> _Task description_
An exact copy of the records is required, minus the pictures they hold.
** start Task inputs **
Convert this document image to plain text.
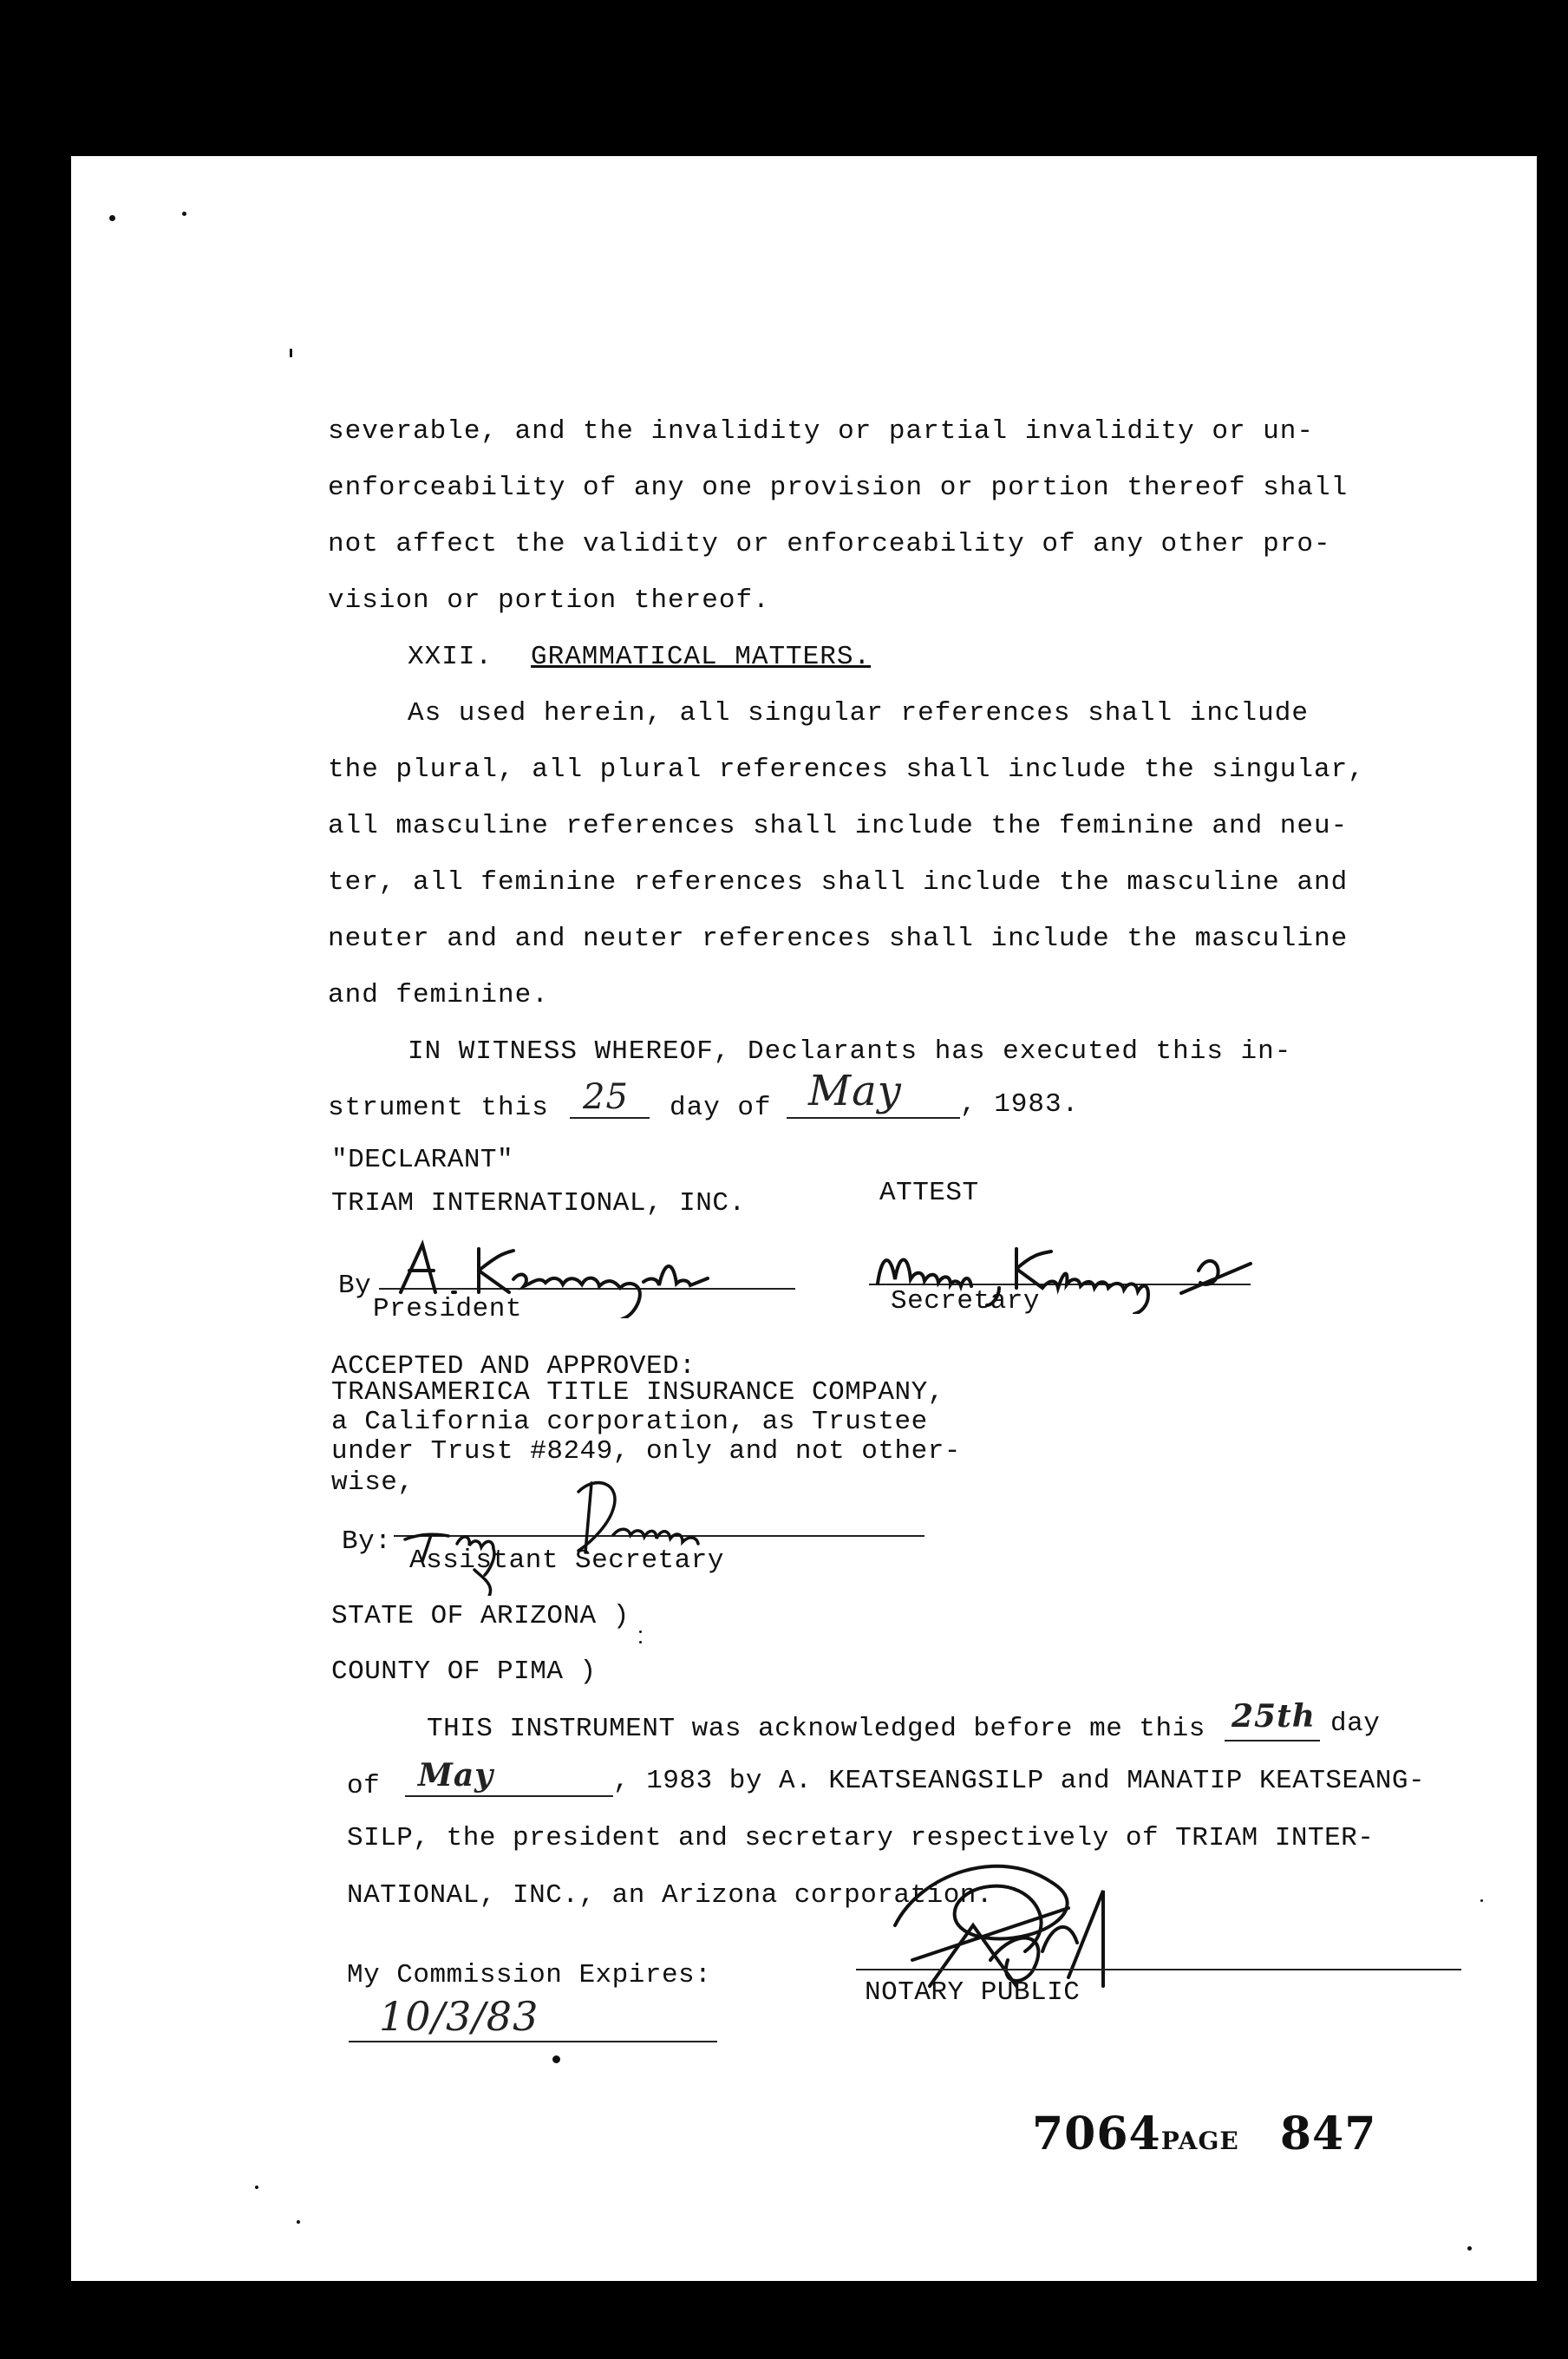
severable, and the invalidity or partial invalidity or un-
enforceability of any one provision or portion thereof shall
not affect the validity or enforceability of any other pro-
vision or portion thereof.
XXII. GRAMMATICAL MATTERS.
As used herein, all singular references shall include
the plural, all plural references shall include the singular,
all masculine references shall include the feminine and neu-
ter, all feminine references shall include the masculine and
neuter and and neuter references shall include the masculine
and feminine.
IN WITNESS WHEREOF, Declarants has executed this in-
strument this 25 day of May , 1983.
"DECLARANT"
TRIAM INTERNATIONAL, INC.	ATTEST
By
President	Secretary
ACCEPTED AND APPROVED:
TRANSAMERICA TITLE INSURANCE COMPANY,
a California corporation, as Trustee
under Trust #8249, only and not other-
wise,
By:
Assistant Secretary
STATE OF ARIZONA )
COUNTY OF PIMA )
THIS INSTRUMENT was acknowledged before me this 25th day
of May	, 1983 by A. KEATSEANGSILP and MANATIP KEATSEANG-
SILP, the president and secretary respectively of TRIAM INTER-
NATIONAL, INC., an Arizona corporation.
My Commission Expires:
10/3/83
NOTARY PUBLIC
7064PAGE 847
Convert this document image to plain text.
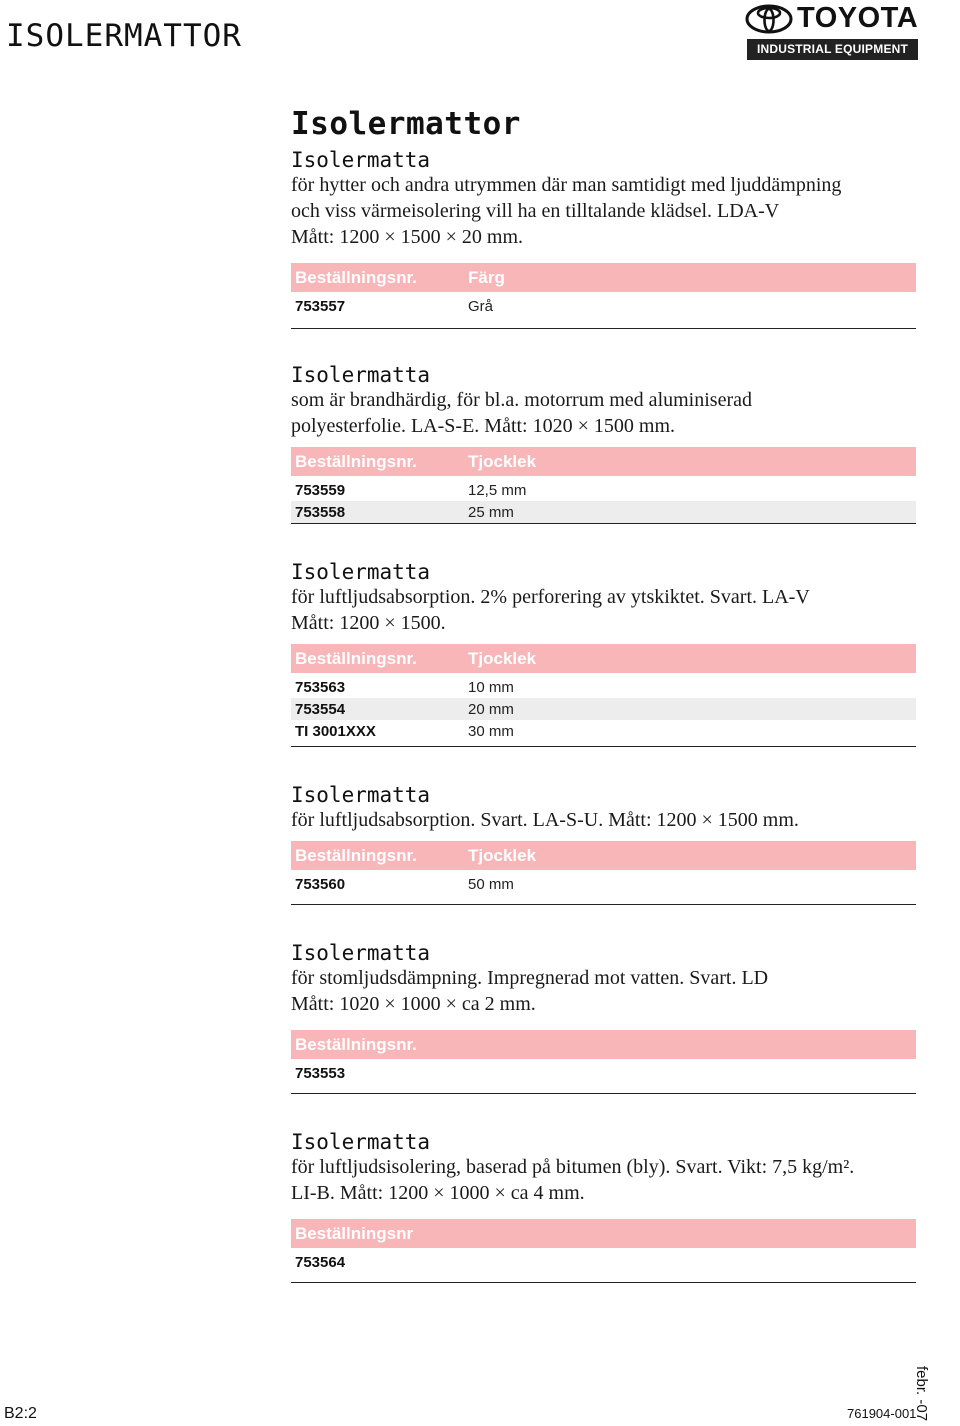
ISOLERMATTOR	TOYOTA
INDUSTRIAL EQUIPMENT
Isolermattor
Isolermatta
för hytter och andra utrymmen där man samtidigt med ljuddämpning
och viss värmeisolering vill ha en tilltalande klädsel. LDA-V
Mått: 1200 × 1500 × 20 mm.
Beställningsnr.	Färg
753557	Grå
Isolermatta
som är brandhärdig, för bl.a. motorrum med aluminiserad
polyesterfolie. LA-S-E. Mått: 1020 × 1500 mm.
Beställningsnr.	Tjocklek
753559	12,5 mm
753558	25 mm
Isolermatta
för luftljudsabsorption. 2% perforering av ytskiktet. Svart. LA-V
Mått: 1200 × 1500.
Beställningsnr.	Tjocklek
753563	10 mm
753554	20 mm
TI 3001XXX	30 mm
Isolermatta
för luftljudsabsorption. Svart. LA-S-U. Mått: 1200 × 1500 mm.
Beställningsnr.	Tjocklek
753560	50 mm
Isolermatta
för stomljudsdämpning. Impregnerad mot vatten. Svart. LD
Mått: 1020 × 1000 × ca 2 mm.
Beställningsnr.
753553
Isolermatta
för luftljudsisolering, baserad på bitumen (bly). Svart. Vikt: 7,5 kg/m².
LI-B. Mått: 1200 × 1000 × ca 4 mm.
Beställningsnr
753564
B2:2	761904-001
febr. -07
** end Task inputs **
> _Complete answer_
Convert this document image to plain text.
severable, and the invalidity or partial invalidity or un-
enforceability of any one provision or portion thereof shall
not affect the validity or enforceability of any other pro-
vision or portion thereof.
XXII. GRAMMATICAL MATTERS.
As used herein, all singular references shall include
the plural, all plural references shall include the singular,
all masculine references shall include the feminine and neu-
ter, all feminine references shall include the masculine and
neuter and and neuter references shall include the masculine
and feminine.
IN WITNESS WHEREOF, Declarants has executed this in-
strument this 25 day of May , 1983.
"DECLARANT"
TRIAM INTERNATIONAL, INC.	ATTEST
By
President	Secretary
ACCEPTED AND APPROVED:
TRANSAMERICA TITLE INSURANCE COMPANY,
a California corporation, as Trustee
under Trust #8249, only and not other-
wise,
By:
Assistant Secretary
STATE OF ARIZONA )
COUNTY OF PIMA )
THIS INSTRUMENT was acknowledged before me this 25th day
of May	, 1983 by A. KEATSEANGSILP and MANATIP KEATSEANG-
SILP, the president and secretary respectively of TRIAM INTER-
NATIONAL, INC., an Arizona corporation.
My Commission Expires:
10/3/83
NOTARY PUBLIC
7064PAGE 847
Convert this document image to plain text.
ISOLERMATTOR	TOYOTA
INDUSTRIAL EQUIPMENT
Isolermattor
Isolermatta
för hytter och andra utrymmen där man samtidigt med ljuddämpning
och viss värmeisolering vill ha en tilltalande klädsel. LDA-V
Mått: 1200 × 1500 × 20 mm.
Beställningsnr.	Färg
753557	Grå
Isolermatta
som är brandhärdig, för bl.a. motorrum med aluminiserad
polyesterfolie. LA-S-E. Mått: 1020 × 1500 mm.
Beställningsnr.	Tjocklek
753559	12,5 mm
753558	25 mm
Isolermatta
för luftljudsabsorption. 2% perforering av ytskiktet. Svart. LA-V
Mått: 1200 × 1500.
Beställningsnr.	Tjocklek
753563	10 mm
753554	20 mm
TI 3001XXX	30 mm
Isolermatta
för luftljudsabsorption. Svart. LA-S-U. Mått: 1200 × 1500 mm.
Beställningsnr.	Tjocklek
753560	50 mm
Isolermatta
för stomljudsdämpning. Impregnerad mot vatten. Svart. LD
Mått: 1020 × 1000 × ca 2 mm.
Beställningsnr.
753553
Isolermatta
för luftljudsisolering, baserad på bitumen (bly). Svart. Vikt: 7,5 kg/m².
LI-B. Mått: 1200 × 1000 × ca 4 mm.
Beställningsnr
753564
B2:2	761904-001
febr. -07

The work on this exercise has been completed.